Task: Copy the records below, unchanged, from their first line through the line containing "author-subtitle: Nolan O’Leary", inclusive. Leave out the pictures.

Information provided:
=-=-=
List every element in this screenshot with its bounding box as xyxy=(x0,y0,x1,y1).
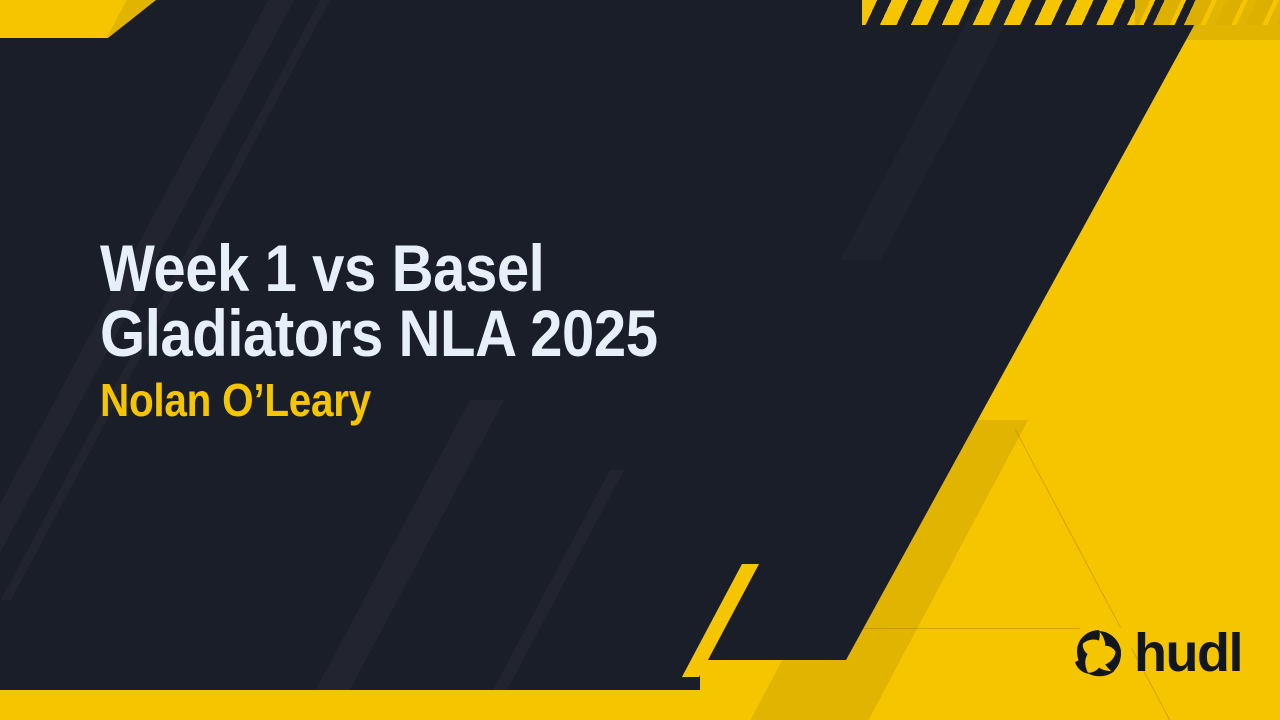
title-card-slide: Week 1 vs Basel Gladiators NLA 2025 Nola… xyxy=(0,0,1280,720)
hazard-stripes-top-right-overlay xyxy=(1135,0,1280,25)
panel-sheen-4 xyxy=(450,470,624,720)
hazard-stripes-bottom-left-pattern xyxy=(0,696,420,720)
hazard-stripes-bottom-left xyxy=(0,696,420,720)
hudl-swirl-icon xyxy=(1073,627,1125,679)
panel-sheen-5 xyxy=(840,0,1040,260)
author-subtitle: Nolan O’Leary xyxy=(100,377,769,423)
page-title: Week 1 vs Basel Gladiators NLA 2025 xyxy=(100,236,769,365)
hudl-wordmark: hudl xyxy=(1134,626,1242,680)
hudl-logo: hudl xyxy=(1073,626,1242,680)
hazard-stripes-top-right-overlay-pattern xyxy=(1135,0,1280,25)
title-text-block: Week 1 vs Basel Gladiators NLA 2025 Nola… xyxy=(100,236,860,423)
panel-sheen-3 xyxy=(279,400,504,720)
hairline-bottom-right-horizontal xyxy=(840,628,1080,629)
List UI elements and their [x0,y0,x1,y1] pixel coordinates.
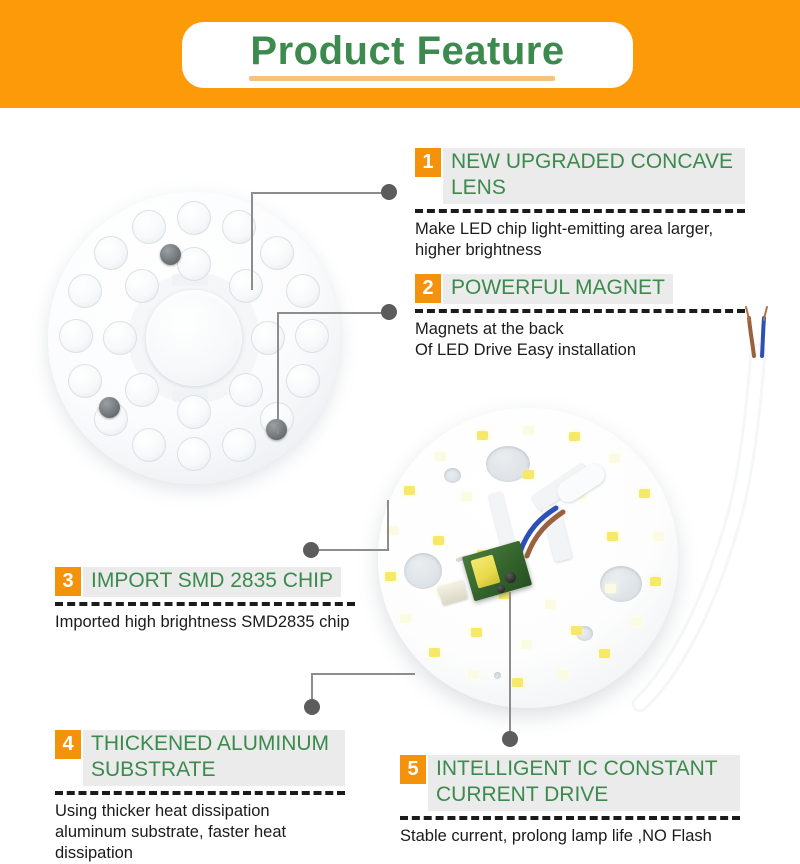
=-=-=
Worked solution:
List every element in this screenshot with its bounding box as xyxy=(x0,y0,x1,y1).
title-card-slide: Week 1 vs Basel Gladiators NLA 2025 Nola… xyxy=(0,0,1280,720)
hazard-stripes-top-right-overlay xyxy=(1135,0,1280,25)
panel-sheen-4 xyxy=(450,470,624,720)
hazard-stripes-bottom-left-pattern xyxy=(0,696,420,720)
hazard-stripes-bottom-left xyxy=(0,696,420,720)
hudl-swirl-icon xyxy=(1073,627,1125,679)
panel-sheen-5 xyxy=(840,0,1040,260)
author-subtitle: Nolan O’Leary xyxy=(100,377,769,423)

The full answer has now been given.